Problem requirements: Look through the material below. Copy each line that contains the string "encer".

Data to use:
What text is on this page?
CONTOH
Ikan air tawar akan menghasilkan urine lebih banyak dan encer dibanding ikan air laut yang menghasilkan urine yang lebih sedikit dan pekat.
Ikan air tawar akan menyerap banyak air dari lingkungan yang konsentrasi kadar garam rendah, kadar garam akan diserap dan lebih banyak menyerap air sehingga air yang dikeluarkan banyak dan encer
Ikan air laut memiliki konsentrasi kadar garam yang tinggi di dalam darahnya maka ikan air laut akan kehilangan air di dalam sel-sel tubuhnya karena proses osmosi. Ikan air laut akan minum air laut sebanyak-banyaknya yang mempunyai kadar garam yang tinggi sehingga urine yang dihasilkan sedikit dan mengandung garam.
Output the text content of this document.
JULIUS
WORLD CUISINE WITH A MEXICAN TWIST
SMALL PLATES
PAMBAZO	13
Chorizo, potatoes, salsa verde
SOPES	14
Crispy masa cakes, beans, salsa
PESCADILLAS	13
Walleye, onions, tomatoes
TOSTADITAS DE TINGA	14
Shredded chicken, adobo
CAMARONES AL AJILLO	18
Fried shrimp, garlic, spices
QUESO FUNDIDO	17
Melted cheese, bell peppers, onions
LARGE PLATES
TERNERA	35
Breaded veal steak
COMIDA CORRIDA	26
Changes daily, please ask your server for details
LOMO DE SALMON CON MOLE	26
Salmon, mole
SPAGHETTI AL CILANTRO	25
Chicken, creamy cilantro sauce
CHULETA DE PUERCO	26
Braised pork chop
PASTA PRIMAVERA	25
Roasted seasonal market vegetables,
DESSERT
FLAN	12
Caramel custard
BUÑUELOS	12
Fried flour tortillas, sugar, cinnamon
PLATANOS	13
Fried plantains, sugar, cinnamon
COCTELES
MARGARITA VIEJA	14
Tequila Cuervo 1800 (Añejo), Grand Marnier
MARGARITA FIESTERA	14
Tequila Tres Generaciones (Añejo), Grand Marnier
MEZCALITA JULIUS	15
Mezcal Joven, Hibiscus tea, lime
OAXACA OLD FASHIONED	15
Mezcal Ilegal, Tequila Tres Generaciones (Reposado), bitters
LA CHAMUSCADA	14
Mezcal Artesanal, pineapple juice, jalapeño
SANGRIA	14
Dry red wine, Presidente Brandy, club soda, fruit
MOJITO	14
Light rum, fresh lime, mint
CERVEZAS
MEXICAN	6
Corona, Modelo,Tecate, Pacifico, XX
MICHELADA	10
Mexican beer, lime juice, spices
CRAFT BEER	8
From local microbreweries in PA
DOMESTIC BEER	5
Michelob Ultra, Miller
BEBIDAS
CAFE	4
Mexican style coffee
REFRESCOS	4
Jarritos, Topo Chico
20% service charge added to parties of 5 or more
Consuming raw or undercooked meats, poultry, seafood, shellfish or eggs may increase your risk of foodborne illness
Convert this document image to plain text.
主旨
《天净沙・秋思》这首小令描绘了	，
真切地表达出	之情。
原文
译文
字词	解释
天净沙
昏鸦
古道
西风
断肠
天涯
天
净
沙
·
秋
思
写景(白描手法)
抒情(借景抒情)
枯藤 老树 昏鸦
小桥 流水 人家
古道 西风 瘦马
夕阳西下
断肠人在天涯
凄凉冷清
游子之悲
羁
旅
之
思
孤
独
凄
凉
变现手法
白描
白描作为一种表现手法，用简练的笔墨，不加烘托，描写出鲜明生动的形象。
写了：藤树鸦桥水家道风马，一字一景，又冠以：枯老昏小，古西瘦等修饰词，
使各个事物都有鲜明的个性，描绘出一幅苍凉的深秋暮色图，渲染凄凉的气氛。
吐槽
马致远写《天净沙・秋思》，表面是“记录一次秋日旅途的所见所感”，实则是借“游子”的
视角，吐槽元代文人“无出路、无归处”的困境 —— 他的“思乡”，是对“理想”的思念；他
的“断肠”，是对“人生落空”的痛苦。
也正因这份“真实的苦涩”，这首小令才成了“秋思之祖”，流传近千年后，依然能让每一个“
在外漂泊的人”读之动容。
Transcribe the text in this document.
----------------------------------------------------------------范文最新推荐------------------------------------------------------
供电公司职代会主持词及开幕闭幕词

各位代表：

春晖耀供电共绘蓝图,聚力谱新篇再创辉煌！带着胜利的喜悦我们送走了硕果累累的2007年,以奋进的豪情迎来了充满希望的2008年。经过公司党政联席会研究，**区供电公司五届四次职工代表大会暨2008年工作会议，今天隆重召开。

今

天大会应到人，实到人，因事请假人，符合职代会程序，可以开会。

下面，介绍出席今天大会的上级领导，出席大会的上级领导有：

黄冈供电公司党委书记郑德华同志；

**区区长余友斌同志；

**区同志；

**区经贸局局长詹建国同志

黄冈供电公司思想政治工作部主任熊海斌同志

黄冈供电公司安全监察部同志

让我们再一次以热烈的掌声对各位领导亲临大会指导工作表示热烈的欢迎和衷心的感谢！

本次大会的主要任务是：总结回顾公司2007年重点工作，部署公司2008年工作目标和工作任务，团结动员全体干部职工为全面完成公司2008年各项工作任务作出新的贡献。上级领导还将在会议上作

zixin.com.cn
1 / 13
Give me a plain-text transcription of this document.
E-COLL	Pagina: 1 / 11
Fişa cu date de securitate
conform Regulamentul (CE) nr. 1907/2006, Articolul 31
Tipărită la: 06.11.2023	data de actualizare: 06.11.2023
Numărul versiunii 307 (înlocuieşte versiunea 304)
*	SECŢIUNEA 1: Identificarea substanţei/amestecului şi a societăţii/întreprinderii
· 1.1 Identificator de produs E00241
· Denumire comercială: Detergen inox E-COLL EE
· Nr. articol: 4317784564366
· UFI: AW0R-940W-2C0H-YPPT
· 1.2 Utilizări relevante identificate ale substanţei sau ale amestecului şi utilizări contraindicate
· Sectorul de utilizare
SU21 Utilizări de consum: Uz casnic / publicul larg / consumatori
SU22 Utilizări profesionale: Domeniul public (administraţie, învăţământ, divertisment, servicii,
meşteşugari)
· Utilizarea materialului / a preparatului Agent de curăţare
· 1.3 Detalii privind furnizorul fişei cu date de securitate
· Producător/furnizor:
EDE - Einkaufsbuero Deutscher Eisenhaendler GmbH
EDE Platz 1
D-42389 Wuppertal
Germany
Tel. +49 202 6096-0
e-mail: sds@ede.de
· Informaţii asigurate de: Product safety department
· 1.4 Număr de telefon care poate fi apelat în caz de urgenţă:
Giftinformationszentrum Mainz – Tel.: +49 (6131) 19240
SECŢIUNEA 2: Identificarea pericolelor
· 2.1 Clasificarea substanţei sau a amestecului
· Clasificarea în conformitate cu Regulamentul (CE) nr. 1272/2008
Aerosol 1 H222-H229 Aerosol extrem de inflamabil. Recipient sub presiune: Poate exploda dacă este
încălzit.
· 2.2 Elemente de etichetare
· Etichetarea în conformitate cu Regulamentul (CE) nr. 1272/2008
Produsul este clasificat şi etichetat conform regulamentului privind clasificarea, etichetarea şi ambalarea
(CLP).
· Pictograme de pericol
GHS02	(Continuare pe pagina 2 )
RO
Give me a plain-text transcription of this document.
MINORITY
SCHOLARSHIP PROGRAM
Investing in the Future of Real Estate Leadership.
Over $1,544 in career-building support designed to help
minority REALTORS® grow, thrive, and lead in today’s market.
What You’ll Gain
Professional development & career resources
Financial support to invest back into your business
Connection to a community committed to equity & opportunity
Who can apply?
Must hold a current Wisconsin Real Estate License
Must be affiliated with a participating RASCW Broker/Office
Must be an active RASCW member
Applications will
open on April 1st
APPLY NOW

Response to this exercise:
Ikan air tawar akan menghasilkan urine lebih banyak dan encer dibanding ikan air laut yang menghasilkan urine yang lebih sedikit dan pekat.
Ikan air tawar akan menyerap banyak air dari lingkungan yang konsentrasi kadar garam rendah, kadar garam akan diserap dan lebih banyak menyerap air sehingga air yang dikeluarkan banyak dan encer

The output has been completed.